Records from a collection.
►
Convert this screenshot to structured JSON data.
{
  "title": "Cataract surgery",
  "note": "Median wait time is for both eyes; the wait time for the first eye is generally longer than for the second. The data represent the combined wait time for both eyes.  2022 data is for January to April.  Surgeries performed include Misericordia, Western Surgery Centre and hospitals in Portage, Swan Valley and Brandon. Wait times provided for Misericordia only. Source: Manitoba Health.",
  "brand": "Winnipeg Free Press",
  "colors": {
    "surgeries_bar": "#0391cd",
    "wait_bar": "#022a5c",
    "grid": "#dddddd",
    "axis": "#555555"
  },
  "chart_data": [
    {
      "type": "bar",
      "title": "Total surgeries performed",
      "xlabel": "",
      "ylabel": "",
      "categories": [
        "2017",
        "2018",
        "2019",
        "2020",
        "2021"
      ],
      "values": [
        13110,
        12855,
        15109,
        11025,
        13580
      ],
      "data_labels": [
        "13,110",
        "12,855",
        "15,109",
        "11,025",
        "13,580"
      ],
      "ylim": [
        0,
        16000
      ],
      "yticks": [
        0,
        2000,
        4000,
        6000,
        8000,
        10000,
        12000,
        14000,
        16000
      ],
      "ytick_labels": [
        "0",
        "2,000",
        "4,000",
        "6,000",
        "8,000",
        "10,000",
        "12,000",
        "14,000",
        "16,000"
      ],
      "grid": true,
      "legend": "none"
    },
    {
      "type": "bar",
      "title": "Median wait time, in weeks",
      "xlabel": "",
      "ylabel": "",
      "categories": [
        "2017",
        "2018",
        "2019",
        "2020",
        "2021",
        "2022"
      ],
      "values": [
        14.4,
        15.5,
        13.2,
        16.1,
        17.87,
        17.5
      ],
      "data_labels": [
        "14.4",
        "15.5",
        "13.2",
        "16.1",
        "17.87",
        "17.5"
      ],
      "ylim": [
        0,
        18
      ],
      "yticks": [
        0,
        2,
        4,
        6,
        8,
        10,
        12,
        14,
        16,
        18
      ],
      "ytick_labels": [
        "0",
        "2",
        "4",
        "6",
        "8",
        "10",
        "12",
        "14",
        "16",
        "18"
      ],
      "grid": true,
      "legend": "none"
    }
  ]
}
◄
What needs to be done.
Copy out each line of the material that holds the word "title".

Response to this task.
  "title": "Cataract surgery",
      "title": "Total surgeries performed",
      "title": "Median wait time, in weeks",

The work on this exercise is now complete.